• PROBLEM: Repeat all of the material below exactly as written, images excluded.

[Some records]
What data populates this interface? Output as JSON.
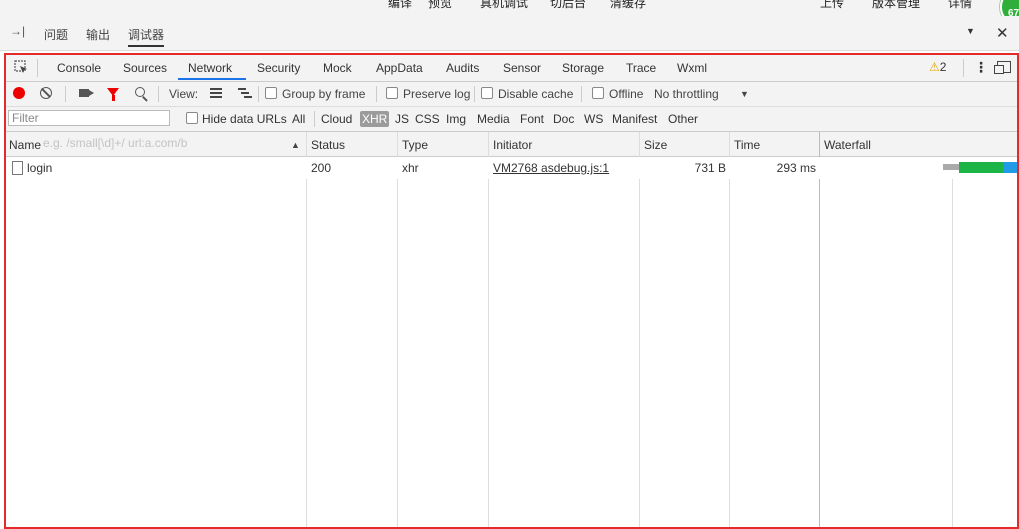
{
  "top_toolbar": {
    "items": [
      "编译",
      "预览",
      "真机调试",
      "切后台",
      "清缓存",
      "上传",
      "版本管理",
      "详情"
    ],
    "badge": "67"
  },
  "panel_tabs": {
    "items": [
      "问题",
      "输出",
      "调试器"
    ],
    "active": "调试器"
  },
  "devtools_tabs": {
    "items": [
      "Console",
      "Sources",
      "Network",
      "Security",
      "Mock",
      "AppData",
      "Audits",
      "Sensor",
      "Storage",
      "Trace",
      "Wxml"
    ],
    "active": "Network",
    "warning_count": "2",
    "active_color": "#1a73e8"
  },
  "network_toolbar": {
    "view_label": "View:",
    "group_by_frame": "Group by frame",
    "preserve_log": "Preserve log",
    "disable_cache": "Disable cache",
    "offline": "Offline",
    "throttling": "No throttling",
    "record_color": "#e00000"
  },
  "filter_bar": {
    "placeholder": "Filter",
    "hint": "e.g. /small[\\d]+/ url:a.com/b",
    "hide_data_urls": "Hide data URLs",
    "types": [
      "All",
      "Cloud",
      "XHR",
      "JS",
      "CSS",
      "Img",
      "Media",
      "Font",
      "Doc",
      "WS",
      "Manifest",
      "Other"
    ],
    "active_type": "XHR"
  },
  "table": {
    "columns": [
      "Name",
      "Status",
      "Type",
      "Initiator",
      "Size",
      "Time",
      "Waterfall"
    ],
    "rows": [
      {
        "name": "login",
        "status": "200",
        "type": "xhr",
        "initiator": "VM2768 asdebug.js:1",
        "size": "731 B",
        "time": "293 ms"
      }
    ]
  },
  "colors": {
    "frame_highlight": "#e32b2b",
    "waterfall_wait": "#aaaaaa",
    "waterfall_ttfb": "#1db447",
    "waterfall_download": "#1f9be8"
  }
}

• COMPLETED EXERCISE:
What data populates this interface? Output as JSON.
{
  "top_toolbar": {
    "items": [
      "编译",
      "预览",
      "真机调试",
      "切后台",
      "清缓存",
      "上传",
      "版本管理",
      "详情"
    ],
    "badge": "67"
  },
  "panel_tabs": {
    "items": [
      "问题",
      "输出",
      "调试器"
    ],
    "active": "调试器"
  },
  "devtools_tabs": {
    "items": [
      "Console",
      "Sources",
      "Network",
      "Security",
      "Mock",
      "AppData",
      "Audits",
      "Sensor",
      "Storage",
      "Trace",
      "Wxml"
    ],
    "active": "Network",
    "warning_count": "2",
    "active_color": "#1a73e8"
  },
  "network_toolbar": {
    "view_label": "View:",
    "group_by_frame": "Group by frame",
    "preserve_log": "Preserve log",
    "disable_cache": "Disable cache",
    "offline": "Offline",
    "throttling": "No throttling",
    "record_color": "#e00000"
  },
  "filter_bar": {
    "placeholder": "Filter",
    "hint": "e.g. /small[\\d]+/ url:a.com/b",
    "hide_data_urls": "Hide data URLs",
    "types": [
      "All",
      "Cloud",
      "XHR",
      "JS",
      "CSS",
      "Img",
      "Media",
      "Font",
      "Doc",
      "WS",
      "Manifest",
      "Other"
    ],
    "active_type": "XHR"
  },
  "table": {
    "columns": [
      "Name",
      "Status",
      "Type",
      "Initiator",
      "Size",
      "Time",
      "Waterfall"
    ],
    "rows": [
      {
        "name": "login",
        "status": "200",
        "type": "xhr",
        "initiator": "VM2768 asdebug.js:1",
        "size": "731 B",
        "time": "293 ms"
      }
    ]
  },
  "colors": {
    "frame_highlight": "#e32b2b",
    "waterfall_wait": "#aaaaaa",
    "waterfall_ttfb": "#1db447",
    "waterfall_download": "#1f9be8"
  }
}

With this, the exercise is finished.